• [Directions for this task] Below are the records; collect from them each line containing the string "građe".

(Saved entries)
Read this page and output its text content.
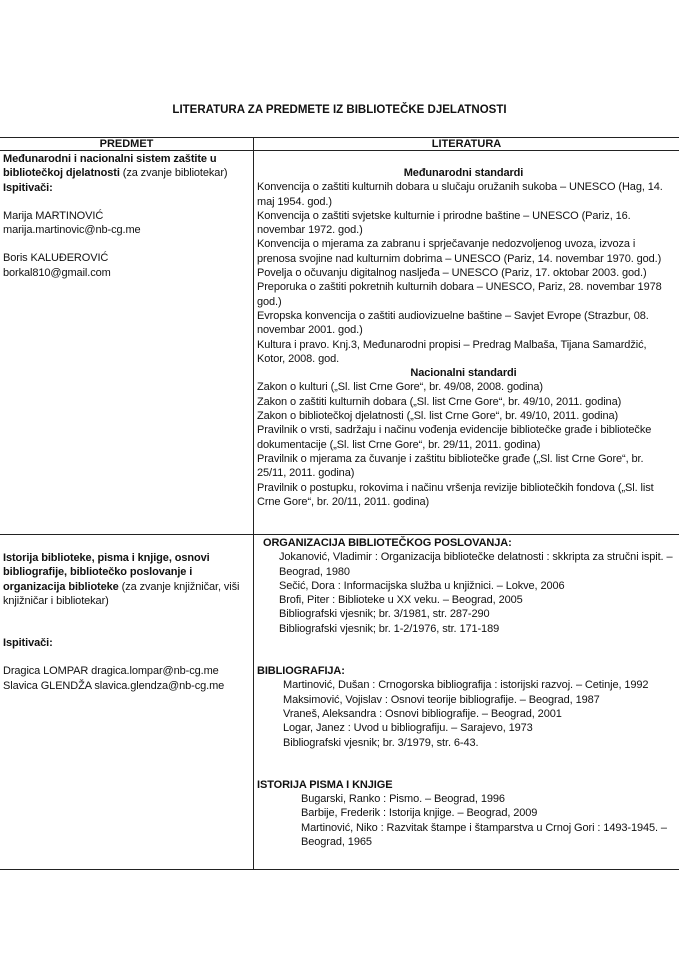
LITERATURA ZA PREDMETE IZ BIBLIOTEČKE DJELATNOSTI
PREDMET	LITERATURA

Međunarodni i nacionalni sistem zaštite u bibliotečkoj djelatnosti (za zvanje bibliotekar)

Ispitivači:

Marija MARTINOVIĆ

marija.martinovic@nb-cg.me

Boris KALUĐEROVIĆ

borkal810@gmail.com

Međunarodni standardi

Konvencija o zaštiti kulturnih dobara u slučaju oružanih sukoba – UNESCO (Hag, 14. maj 1954. god.)

Konvencija o zaštiti svjetske kulturnie i prirodne baštine – UNESCO (Pariz, 16. novembar 1972. god.)

Konvencija o mjerama za zabranu i sprječavanje nedozvoljenog uvoza, izvoza i prenosa svojine nad kulturnim dobrima – UNESCO (Pariz, 14. novembar 1970. god.)

Povelja o očuvanju digitalnog nasljeđa – UNESCO (Pariz, 17. oktobar 2003. god.)

Preporuka o zaštiti pokretnih kulturnih dobara – UNESCO, Pariz, 28. novembar 1978 god.)

Evropska konvencija o zaštiti audiovizuelne baštine – Savjet Evrope (Strazbur, 08. novembar 2001. god.)

Kultura i pravo. Knj.3, Međunarodni propisi – Predrag Malbaša, Tijana Samardžić, Kotor, 2008. god.

Nacionalni standardi

Zakon o kulturi („Sl. list Crne Gore“, br. 49/08, 2008. godina)

Zakon o zaštiti kulturnih dobara („Sl. list Crne Gore“, br. 49/10, 2011. godina)

Zakon o bibliotečkoj djelatnosti („Sl. list Crne Gore“, br. 49/10, 2011. godina)

Pravilnik o vrsti, sadržaju i načinu vođenja evidencije bibliotečke građe i bibliotečke dokumentacije („Sl. list Crne Gore“, br. 29/11, 2011. godina)

Pravilnik o mjerama za čuvanje i zaštitu bibliotečke građe („Sl. list Crne Gore“, br. 25/11, 2011. godina)

Pravilnik o postupku, rokovima i načinu vršenja revizije bibliotečkih fondova („Sl. list Crne Gore“, br. 20/11, 2011. godina)

Istorija biblioteke, pisma i knjige, osnovi bibliografije, bibliotečko poslovanje i organizacija biblioteke (za zvanje knjižničar, viši knjižničar i bibliotekar)

Ispitivači:

Dragica LOMPAR dragica.lompar@nb-cg.me

Slavica GLENDŽA slavica.glendza@nb-cg.me

ORGANIZACIJA BIBLIOTEČKOG POSLOVANJA:

Jokanović, Vladimir : Organizacija bibliotečke delatnosti : skkripta za stručni ispit. – Beograd, 1980

Sečić, Dora : Informacijska služba u knjižnici. – Lokve, 2006

Brofi, Piter : Biblioteke u XX veku. – Beograd, 2005

Bibliografski vjesnik; br. 3/1981, str. 287-290

Bibliografski vjesnik; br. 1-2/1976, str. 171-189

BIBLIOGRAFIJA:

Martinović, Dušan : Crnogorska bibliografija : istorijski razvoj. – Cetinje, 1992

Maksimović, Vojislav : Osnovi teorije bibliografije. – Beograd, 1987

Vraneš, Aleksandra : Osnovi bibliografije. – Beograd, 2001

Logar, Janez : Uvod u bibliografiju. – Sarajevo, 1973

Bibliografski vjesnik; br. 3/1979, str. 6-43.

ISTORIJA PISMA I KNJIGE

Bugarski, Ranko : Pismo. – Beograd, 1996

Barbije, Frederik : Istorija knjige. – Beograd, 2009

Martinović, Niko : Razvitak štampe i štamparstva u Crnoj Gori : 1493-1945. – Beograd, 1965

• [Full output]
Pravilnik o vrsti, sadržaju i načinu vođenja evidencije bibliotečke građe i bibliotečke dokumentacije („Sl. list Crne Gore“, br. 29/11, 2011. godina)
Pravilnik o mjerama za čuvanje i zaštitu bibliotečke građe („Sl. list Crne Gore“, br. 25/11, 2011. godina)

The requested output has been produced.